## Tasks to complete
1. Reproduce the stretch of the hilltop climb account from "With foresight, my" through "suddenly ramped up.".
2. In the account of the hilltop climb, condense the paragraph beginning "With foresight, my love-ling" into a single shorter sentence that keeps its main facts.
3. Carry the account of the hilltop climb forward from the point where it ends.

## Text shown

-- BEGIN --

The affectionate chagrin on his face was deep, and the head shake and following facepalm were rich before he let his laughter roll down the hill!
Up another level, and we turned and saw the Sutro Tower looming behind us ...
... still clearly visible to our southwest, although there were clouds to the northwest over the Pacific ...
"It is a good thing we get up here just before noon," he said. "The winds will be violent later."
Upward again ... above this there appeared to be a place in which there had been many young trees cut off ...
... but it turned out this was a creative set of stairs ...
"It looks like a waterfall frozen in wood," I said, "so we can walk up it."
"Fanciful, but not at all unreasonable," he said, but then looked down and his eyes widened.
"They are less even than the stairs we came up on, and the lack of steepness of the way is deceiving -- Bei vorsichtig, mein Liebling."
With foresight, my love-ling -- 'be careful, my darling,' in essence, is what he said, and he was right, for at the top, around the corner, the steepness suddenly ramped up.
But we were up and over, and I realized we were on the south rolling height before the top...
... and before long we looked back upon it from the top ...
... on an ideal day for a panoramic view ...

-- END --

## Dataset excerpts

-- BEGIN --

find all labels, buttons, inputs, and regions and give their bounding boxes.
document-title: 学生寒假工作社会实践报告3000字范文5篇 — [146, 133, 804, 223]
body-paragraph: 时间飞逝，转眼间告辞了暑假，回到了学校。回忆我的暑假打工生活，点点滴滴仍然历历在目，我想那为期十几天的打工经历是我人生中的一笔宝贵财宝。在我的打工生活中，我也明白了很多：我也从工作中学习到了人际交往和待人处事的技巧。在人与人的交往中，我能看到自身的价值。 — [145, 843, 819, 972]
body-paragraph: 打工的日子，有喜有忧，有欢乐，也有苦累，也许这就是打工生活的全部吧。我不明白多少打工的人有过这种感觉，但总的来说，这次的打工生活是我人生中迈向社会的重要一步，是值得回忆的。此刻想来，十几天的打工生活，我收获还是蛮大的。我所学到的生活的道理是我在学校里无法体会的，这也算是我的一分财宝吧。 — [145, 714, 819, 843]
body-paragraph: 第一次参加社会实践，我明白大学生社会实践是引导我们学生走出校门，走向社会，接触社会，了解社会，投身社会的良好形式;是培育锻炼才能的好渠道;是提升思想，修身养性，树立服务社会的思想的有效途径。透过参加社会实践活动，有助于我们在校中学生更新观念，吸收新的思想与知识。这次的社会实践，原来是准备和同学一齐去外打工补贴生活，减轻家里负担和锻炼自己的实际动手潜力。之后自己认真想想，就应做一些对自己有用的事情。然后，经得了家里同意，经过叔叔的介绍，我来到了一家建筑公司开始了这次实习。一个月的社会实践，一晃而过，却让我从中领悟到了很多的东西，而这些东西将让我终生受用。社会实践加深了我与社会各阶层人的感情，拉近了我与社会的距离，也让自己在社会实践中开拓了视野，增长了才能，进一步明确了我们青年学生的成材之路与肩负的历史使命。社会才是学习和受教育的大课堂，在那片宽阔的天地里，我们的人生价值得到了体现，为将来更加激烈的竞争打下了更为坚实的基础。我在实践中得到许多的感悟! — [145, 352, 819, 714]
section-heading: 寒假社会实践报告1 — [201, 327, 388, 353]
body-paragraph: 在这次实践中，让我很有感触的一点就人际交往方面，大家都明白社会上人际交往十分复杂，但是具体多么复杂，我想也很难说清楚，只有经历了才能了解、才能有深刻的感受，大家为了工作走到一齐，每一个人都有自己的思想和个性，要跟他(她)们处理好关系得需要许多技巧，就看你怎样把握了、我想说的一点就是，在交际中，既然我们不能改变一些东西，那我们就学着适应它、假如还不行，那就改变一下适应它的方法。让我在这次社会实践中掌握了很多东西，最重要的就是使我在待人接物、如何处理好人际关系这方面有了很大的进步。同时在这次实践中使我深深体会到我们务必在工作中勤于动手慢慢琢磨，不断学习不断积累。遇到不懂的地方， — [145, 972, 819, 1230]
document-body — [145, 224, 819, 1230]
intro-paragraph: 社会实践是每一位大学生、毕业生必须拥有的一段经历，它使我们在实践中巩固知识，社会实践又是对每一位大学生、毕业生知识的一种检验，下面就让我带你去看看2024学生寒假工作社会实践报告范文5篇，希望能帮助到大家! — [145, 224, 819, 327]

-- END --

## Results by task
1.
With foresight, my love-ling -- 'be careful, my darling,' in essence, is what he said, and he was right, for at the top, around the corner, the steepness suddenly ramped up.

2. His words meant, in essence, "be careful, my darling," and he was right: at the top, around the corner, the steepness suddenly increased.

3.
"See, I gotta pre-burn these calories because tomorrow is your birthday and I know we are about to do some eating!" I said.
He again put his head in his hands.
"Your doctor is not going to be yelling at me, Frau Mathews!" he said, "and I have no joints that are going to be letting me know ... the way you bustled down that two blocks on 18th Street this morning like you are some Olympian cross-country skier training in the Castro and talking about 'I can catch that bus ... yes, I can beat it to that stop in this traffic with it still being that far back."
He paused for dramatic effect...
"Once you beat this anemia I do not know what I am going to be doing with you!"
"And you know you can hardly wait to find out, so stop it!" I said, and we rolled laughing at the top of the hill.
"Ach, meine liebe Dame!" he cried at the end of that, "surely we have chosen our joys, in the midst of it all!"
"Indeed -- and why not!" I cried.
"My birthday is Saturday, and yet I have a gift for you now," he said. "I was on YouTube observing living basses you might enjoy ... I know I am wasting my time because you don't think anyone else even needed to have a job but me from 1966 to 2006, and since 2017 with the exceptions of Kevin Maynor, Morris Robinson, and Eric Hollaway, all basses may as well be retired ... ."
"Guilty as charged," I said.
"And shameless!" he cried before breaking down laughing. "But, have you heard of Manfred Hemm?"
"Yes -- his voice reminds me a little of yours, especially in certain contexts," I said.
"My search to see what he has been doing led to remember Louis Théodore Gouvy, and his little-known but remarkable Requiem."
"Gouvy is a new composer for me," I said.
"I will say nothing about his work except that in an age of far greater names and influences, Gouvy incorporated some but remained his own completely unique self -- for originality, one might consider Beethoven in his time, but also Bruckner his near-peer, and closer there, as you will hear -- but still, completely his own voice."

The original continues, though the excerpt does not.